— Start of Record set —

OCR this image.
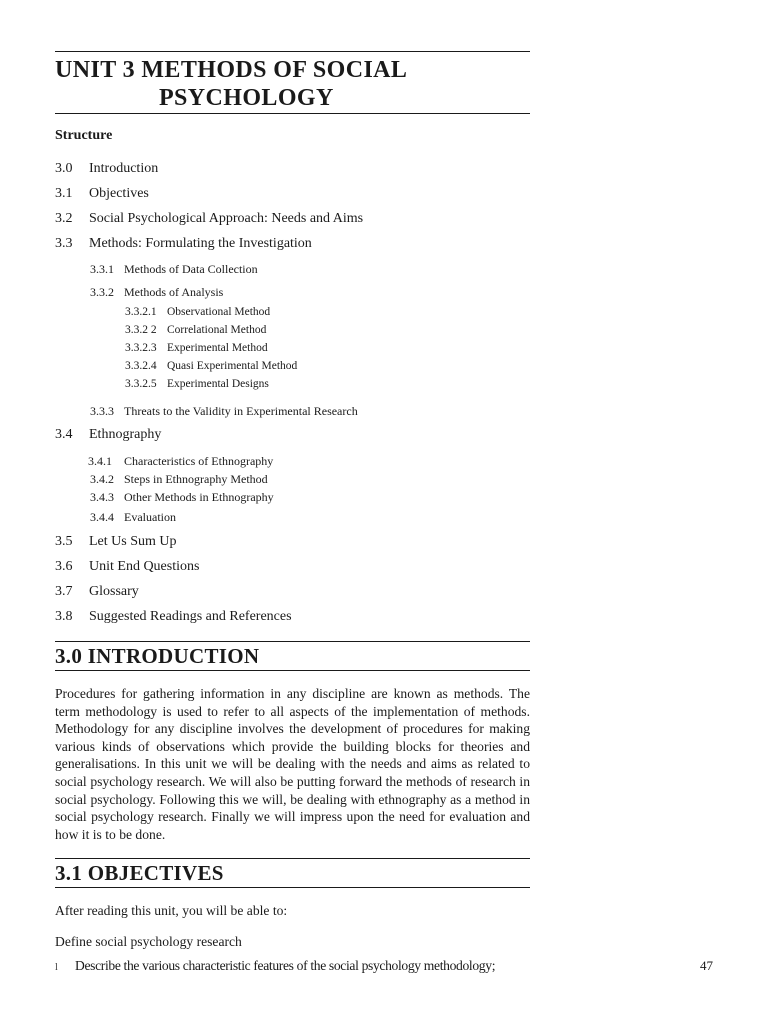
UNIT 3 METHODS OF SOCIAL
PSYCHOLOGY
Structure
3.0 Introduction
3.1 Objectives
3.2 Social Psychological Approach: Needs and Aims
3.3 Methods: Formulating the Investigation
3.3.1 Methods of Data Collection
3.3.2 Methods of Analysis
3.3.2.1 Observational Method
3.3.2 2 Correlational Method
3.3.2.3 Experimental Method
3.3.2.4 Quasi Experimental Method
3.3.2.5 Experimental Designs
3.3.3 Threats to the Validity in Experimental Research
3.4 Ethnography
3.4.1 Characteristics of Ethnography
3.4.2 Steps in Ethnography Method
3.4.3 Other Methods in Ethnography
3.4.4 Evaluation
3.5 Let Us Sum Up
3.6 Unit End Questions
3.7 Glossary
3.8 Suggested Readings and References
3.0 INTRODUCTION

Procedures for gathering information in any discipline are known as methods. The term methodology is used to refer to all aspects of the implementation of methods. Methodology for any discipline involves the development of procedures for making various kinds of observations which provide the building blocks for theories and generalisations. In this unit we will be dealing with the needs and aims as related to social psychology research. We will also be putting forward the methods of research in social psychology. Following this we will, be dealing with ethnography as a method in social psychology research. Finally we will impress upon the need for evaluation and how it is to be done.

3.1 OBJECTIVES
After reading this unit, you will be able to:
Define social psychology research
l Describe the various characteristic features of the social psychology methodology;	47
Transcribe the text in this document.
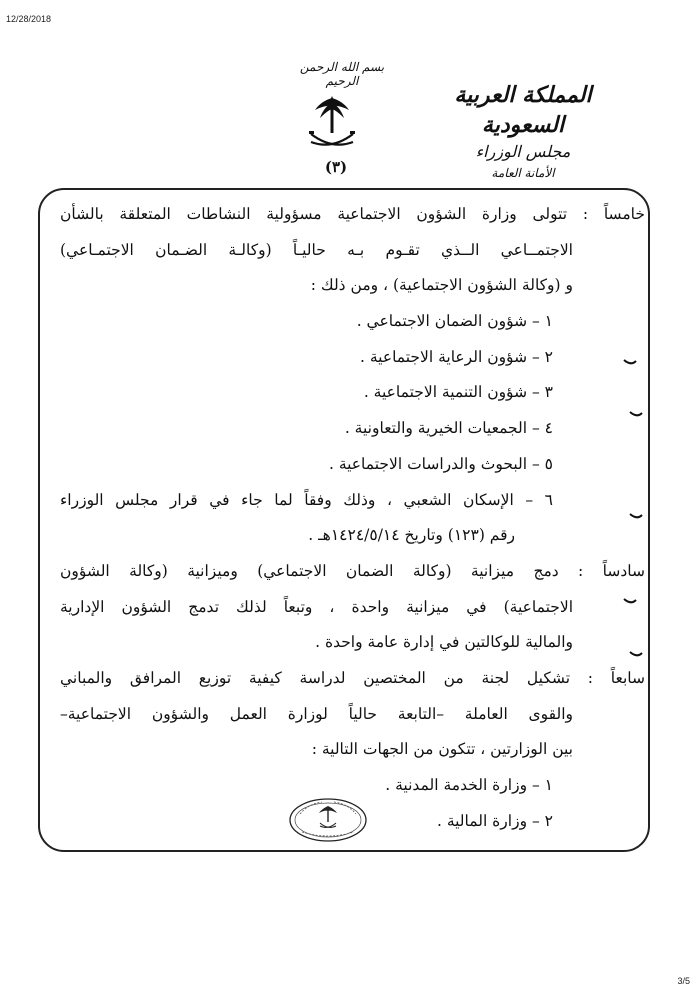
12/28/2018
بسم الله الرحمن الرحيم
(٣)
المملكة العربية السعودية
مجلس الوزراء
الأمانة العامة
خامساً : تتولى وزارة الشؤون الاجتماعية مسؤولية النشاطات المتعلقة بالشأن
الاجتمــاعي الــذي تقـوم بـه حاليـاً (وكالـة الضـمان الاجتمـاعي)
و (وكالة الشؤون الاجتماعية) ، ومن ذلك :
١ – شؤون الضمان الاجتماعي .
٢ – شؤون الرعاية الاجتماعية .
٣ – شؤون التنمية الاجتماعية .
٤ – الجمعيات الخيرية والتعاونية .
٥ – البحوث والدراسات الاجتماعية .
٦ – الإسكان الشعبي ، وذلك وفقاً لما جاء في قرار مجلس الوزراء
رقم (١٢٣) وتاريخ ١٤٢٤/٥/١٤هـ .
سادساً : دمج ميزانية (وكالة الضمان الاجتماعي) وميزانية (وكالة الشؤون
الاجتماعية) في ميزانية واحدة ، وتبعاً لذلك تدمج الشؤون الإدارية
والمالية للوكالتين في إدارة عامة واحدة .
سابعاً : تشكيل لجنة من المختصين لدراسة كيفية توزيع المرافق والمباني
والقوى العاملة –التابعة حالياً لوزارة العمل والشؤون الاجتماعية–
بين الوزارتين ، تتكون من الجهات التالية :
١ – وزارة الخدمة المدنية .
٢ – وزارة المالية .
3/5
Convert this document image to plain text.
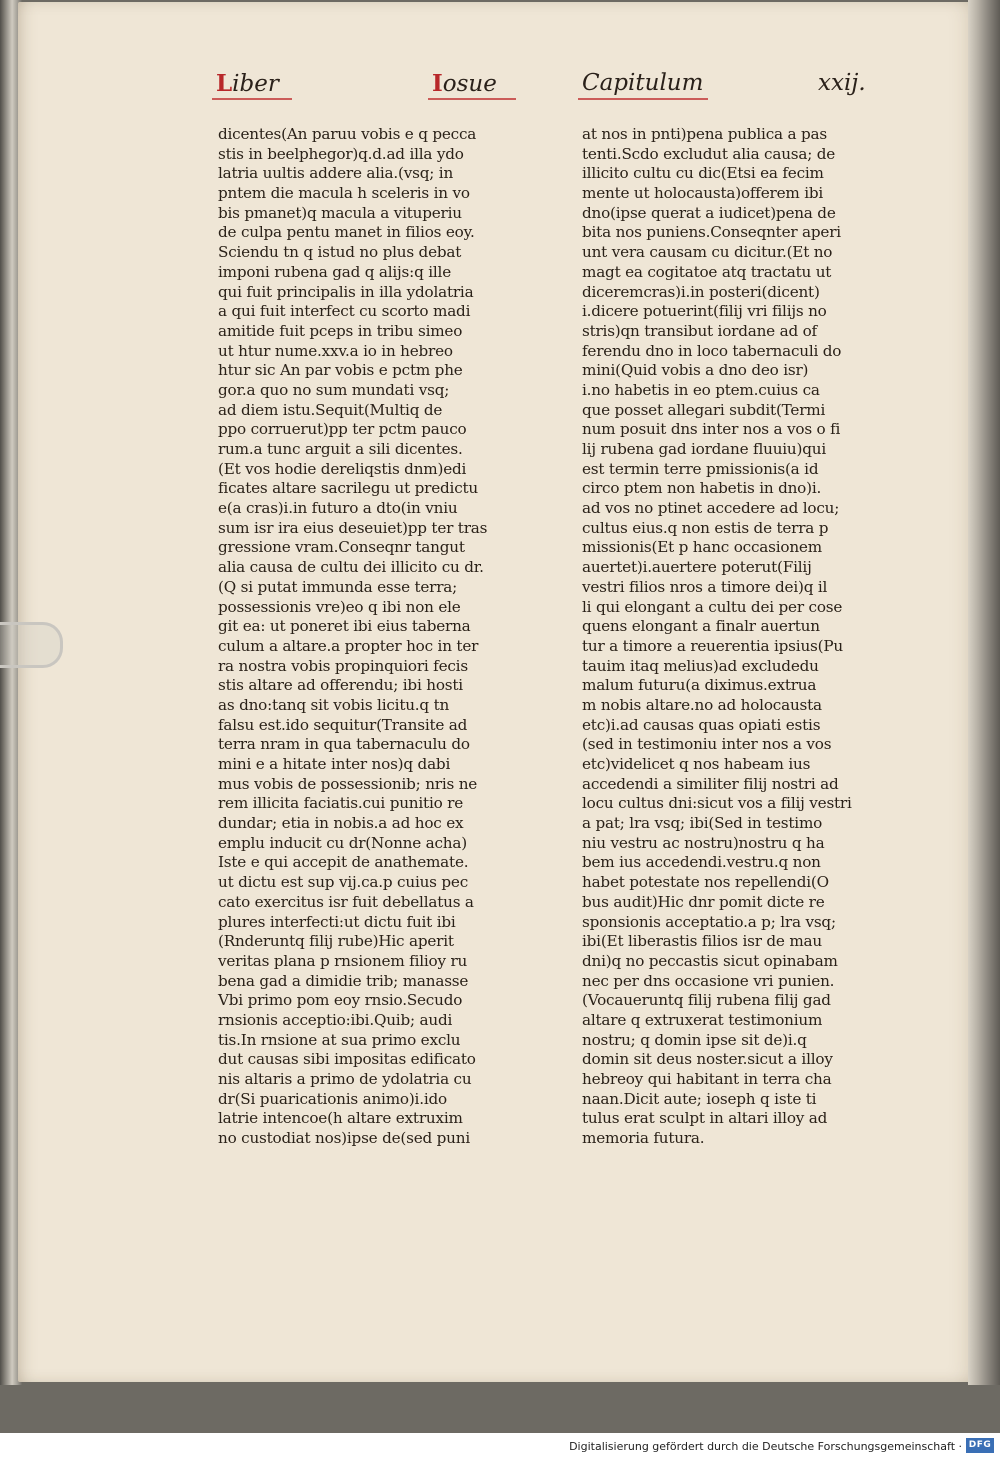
Liber	Iosue	Capitulum	xxij.
dicentes(An paruu vobis e q pecca
stis in beelphegor)q.d.ad illa ydo
latria uultis addere alia.(vsq; in
pntem die macula h sceleris in vo
bis pmanet)q macula a vituperiu
de culpa pentu manet in filios eoy.
Sciendu tn q istud no plus debat
imponi rubena gad q alijs:q ille
qui fuit principalis in illa ydolatria
a qui fuit interfect cu scorto madi
amitide fuit pceps in tribu simeo
ut htur nume.xxv.a io in hebreo
htur sic An par vobis e pctm phe
gor.a quo no sum mundati vsq;
ad diem istu.Sequit(Multiq de
ppo corruerut)pp ter pctm pauco
rum.a tunc arguit a sili dicentes.
(Et vos hodie dereliqstis dnm)edi
ficates altare sacrilegu ut predictu
e(a cras)i.in futuro a dto(in vniu
sum isr ira eius deseuiet)pp ter tras
gressione vram.Conseqnr tangut
alia causa de cultu dei illicito cu dr.
(Q si putat immunda esse terra;
possessionis vre)eo q ibi non ele
git ea: ut poneret ibi eius taberna
culum a altare.a propter hoc in ter
ra nostra vobis propinquiori fecis
stis altare ad offerendu; ibi hosti
as dno:tanq sit vobis licitu.q tn
falsu est.ido sequitur(Transite ad
terra nram in qua tabernaculu do
mini e a hitate inter nos)q dabi
mus vobis de possessionib; nris ne
rem illicita faciatis.cui punitio re
dundar; etia in nobis.a ad hoc ex
emplu inducit cu dr(Nonne acha)
Iste e qui accepit de anathemate.
ut dictu est sup vij.ca.p cuius pec
cato exercitus isr fuit debellatus a
plures interfecti:ut dictu fuit ibi
(Rnderuntq filij rube)Hic aperit
veritas plana p rnsionem filioy ru
bena gad a dimidie trib; manasse
Vbi primo pom eoy rnsio.Secudo
rnsionis acceptio:ibi.Quib; audi
tis.In rnsione at sua primo exclu
dut causas sibi impositas edificato
nis altaris a primo de ydolatria cu
dr(Si puaricationis animo)i.ido
latrie intencoe(h altare extruxim
no custodiat nos)ipse de(sed puni
at nos in pnti)pena publica a pas
tenti.Scdo excludut alia causa; de
illicito cultu cu dic(Etsi ea fecim
mente ut holocausta)offerem ibi
dno(ipse querat a iudicet)pena de
bita nos puniens.Conseqnter aperi
unt vera causam cu dicitur.(Et no
magt ea cogitatoe atq tractatu ut
diceremcras)i.in posteri(dicent)
i.dicere potuerint(filij vri filijs no
stris)qn transibut iordane ad of
ferendu dno in loco tabernaculi do
mini(Quid vobis a dno deo isr)
i.no habetis in eo ptem.cuius ca
que posset allegari subdit(Termi
num posuit dns inter nos a vos o fi
lij rubena gad iordane fluuiu)qui
est termin terre pmissionis(a id
circo ptem non habetis in dno)i.
ad vos no ptinet accedere ad locu;
cultus eius.q non estis de terra p
missionis(Et p hanc occasionem
auertet)i.auertere poterut(Filij
vestri filios nros a timore dei)q il
li qui elongant a cultu dei per cose
quens elongant a finalr auertun
tur a timore a reuerentia ipsius(Pu
tauim itaq melius)ad excludedu
malum futuru(a diximus.extrua
m nobis altare.no ad holocausta
etc)i.ad causas quas opiati estis
(sed in testimoniu inter nos a vos
etc)videlicet q nos habeam ius
accedendi a similiter filij nostri ad
locu cultus dni:sicut vos a filij vestri
a pat; lra vsq; ibi(Sed in testimo
niu vestru ac nostru)nostru q ha
bem ius accedendi.vestru.q non
habet potestate nos repellendi(O
bus audit)Hic dnr pomit dicte re
sponsionis acceptatio.a p; lra vsq;
ibi(Et liberastis filios isr de mau
dni)q no peccastis sicut opinabam
nec per dns occasione vri punien.
(Vocaueruntq filij rubena filij gad
altare q extruxerat testimonium
nostru; q domin ipse sit de)i.q
domin sit deus noster.sicut a illoy
hebreoy qui habitant in terra cha
naan.Dicit aute; ioseph q iste ti
tulus erat sculpt in altari illoy ad
memoria futura.
Digitalisierung gefördert durch die Deutsche Forschungsgemeinschaft · DFG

— End of Record set —

**Exercise goal:**
Write the records out again in full, exactly, and skip every picture.

**Problem solution:**
OCR this image.
UNIT 3 METHODS OF SOCIAL
PSYCHOLOGY
Structure
3.0 Introduction
3.1 Objectives
3.2 Social Psychological Approach: Needs and Aims
3.3 Methods: Formulating the Investigation
3.3.1 Methods of Data Collection
3.3.2 Methods of Analysis
3.3.2.1 Observational Method
3.3.2 2 Correlational Method
3.3.2.3 Experimental Method
3.3.2.4 Quasi Experimental Method
3.3.2.5 Experimental Designs
3.3.3 Threats to the Validity in Experimental Research
3.4 Ethnography
3.4.1 Characteristics of Ethnography
3.4.2 Steps in Ethnography Method
3.4.3 Other Methods in Ethnography
3.4.4 Evaluation
3.5 Let Us Sum Up
3.6 Unit End Questions
3.7 Glossary
3.8 Suggested Readings and References
3.0 INTRODUCTION

Procedures for gathering information in any discipline are known as methods. The term methodology is used to refer to all aspects of the implementation of methods. Methodology for any discipline involves the development of procedures for making various kinds of observations which provide the building blocks for theories and generalisations. In this unit we will be dealing with the needs and aims as related to social psychology research. We will also be putting forward the methods of research in social psychology. Following this we will, be dealing with ethnography as a method in social psychology research. Finally we will impress upon the need for evaluation and how it is to be done.

3.1 OBJECTIVES
After reading this unit, you will be able to:
Define social psychology research
l Describe the various characteristic features of the social psychology methodology;	47
Transcribe the text in this document.
12/28/2018
بسم الله الرحمن الرحيم
(٣)
المملكة العربية السعودية
مجلس الوزراء
الأمانة العامة
خامساً : تتولى وزارة الشؤون الاجتماعية مسؤولية النشاطات المتعلقة بالشأن
الاجتمــاعي الــذي تقـوم بـه حاليـاً (وكالـة الضـمان الاجتمـاعي)
و (وكالة الشؤون الاجتماعية) ، ومن ذلك :
١ – شؤون الضمان الاجتماعي .
٢ – شؤون الرعاية الاجتماعية .
٣ – شؤون التنمية الاجتماعية .
٤ – الجمعيات الخيرية والتعاونية .
٥ – البحوث والدراسات الاجتماعية .
٦ – الإسكان الشعبي ، وذلك وفقاً لما جاء في قرار مجلس الوزراء
رقم (١٢٣) وتاريخ ١٤٢٤/٥/١٤هـ .
سادساً : دمج ميزانية (وكالة الضمان الاجتماعي) وميزانية (وكالة الشؤون
الاجتماعية) في ميزانية واحدة ، وتبعاً لذلك تدمج الشؤون الإدارية
والمالية للوكالتين في إدارة عامة واحدة .
سابعاً : تشكيل لجنة من المختصين لدراسة كيفية توزيع المرافق والمباني
والقوى العاملة –التابعة حالياً لوزارة العمل والشؤون الاجتماعية–
بين الوزارتين ، تتكون من الجهات التالية :
١ – وزارة الخدمة المدنية .
٢ – وزارة المالية .
3/5
Convert this document image to plain text.
Liber	Iosue	Capitulum	xxij.
dicentes(An paruu vobis e q pecca
stis in beelphegor)q.d.ad illa ydo
latria uultis addere alia.(vsq; in
pntem die macula h sceleris in vo
bis pmanet)q macula a vituperiu
de culpa pentu manet in filios eoy.
Sciendu tn q istud no plus debat
imponi rubena gad q alijs:q ille
qui fuit principalis in illa ydolatria
a qui fuit interfect cu scorto madi
amitide fuit pceps in tribu simeo
ut htur nume.xxv.a io in hebreo
htur sic An par vobis e pctm phe
gor.a quo no sum mundati vsq;
ad diem istu.Sequit(Multiq de
ppo corruerut)pp ter pctm pauco
rum.a tunc arguit a sili dicentes.
(Et vos hodie dereliqstis dnm)edi
ficates altare sacrilegu ut predictu
e(a cras)i.in futuro a dto(in vniu
sum isr ira eius deseuiet)pp ter tras
gressione vram.Conseqnr tangut
alia causa de cultu dei illicito cu dr.
(Q si putat immunda esse terra;
possessionis vre)eo q ibi non ele
git ea: ut poneret ibi eius taberna
culum a altare.a propter hoc in ter
ra nostra vobis propinquiori fecis
stis altare ad offerendu; ibi hosti
as dno:tanq sit vobis licitu.q tn
falsu est.ido sequitur(Transite ad
terra nram in qua tabernaculu do
mini e a hitate inter nos)q dabi
mus vobis de possessionib; nris ne
rem illicita faciatis.cui punitio re
dundar; etia in nobis.a ad hoc ex
emplu inducit cu dr(Nonne acha)
Iste e qui accepit de anathemate.
ut dictu est sup vij.ca.p cuius pec
cato exercitus isr fuit debellatus a
plures interfecti:ut dictu fuit ibi
(Rnderuntq filij rube)Hic aperit
veritas plana p rnsionem filioy ru
bena gad a dimidie trib; manasse
Vbi primo pom eoy rnsio.Secudo
rnsionis acceptio:ibi.Quib; audi
tis.In rnsione at sua primo exclu
dut causas sibi impositas edificato
nis altaris a primo de ydolatria cu
dr(Si puaricationis animo)i.ido
latrie intencoe(h altare extruxim
no custodiat nos)ipse de(sed puni
at nos in pnti)pena publica a pas
tenti.Scdo excludut alia causa; de
illicito cultu cu dic(Etsi ea fecim
mente ut holocausta)offerem ibi
dno(ipse querat a iudicet)pena de
bita nos puniens.Conseqnter aperi
unt vera causam cu dicitur.(Et no
magt ea cogitatoe atq tractatu ut
diceremcras)i.in posteri(dicent)
i.dicere potuerint(filij vri filijs no
stris)qn transibut iordane ad of
ferendu dno in loco tabernaculi do
mini(Quid vobis a dno deo isr)
i.no habetis in eo ptem.cuius ca
que posset allegari subdit(Termi
num posuit dns inter nos a vos o fi
lij rubena gad iordane fluuiu)qui
est termin terre pmissionis(a id
circo ptem non habetis in dno)i.
ad vos no ptinet accedere ad locu;
cultus eius.q non estis de terra p
missionis(Et p hanc occasionem
auertet)i.auertere poterut(Filij
vestri filios nros a timore dei)q il
li qui elongant a cultu dei per cose
quens elongant a finalr auertun
tur a timore a reuerentia ipsius(Pu
tauim itaq melius)ad excludedu
malum futuru(a diximus.extrua
m nobis altare.no ad holocausta
etc)i.ad causas quas opiati estis
(sed in testimoniu inter nos a vos
etc)videlicet q nos habeam ius
accedendi a similiter filij nostri ad
locu cultus dni:sicut vos a filij vestri
a pat; lra vsq; ibi(Sed in testimo
niu vestru ac nostru)nostru q ha
bem ius accedendi.vestru.q non
habet potestate nos repellendi(O
bus audit)Hic dnr pomit dicte re
sponsionis acceptatio.a p; lra vsq;
ibi(Et liberastis filios isr de mau
dni)q no peccastis sicut opinabam
nec per dns occasione vri punien.
(Vocaueruntq filij rubena filij gad
altare q extruxerat testimonium
nostru; q domin ipse sit de)i.q
domin sit deus noster.sicut a illoy
hebreoy qui habitant in terra cha
naan.Dicit aute; ioseph q iste ti
tulus erat sculpt in altari illoy ad
memoria futura.
Digitalisierung gefördert durch die Deutsche Forschungsgemeinschaft · DFG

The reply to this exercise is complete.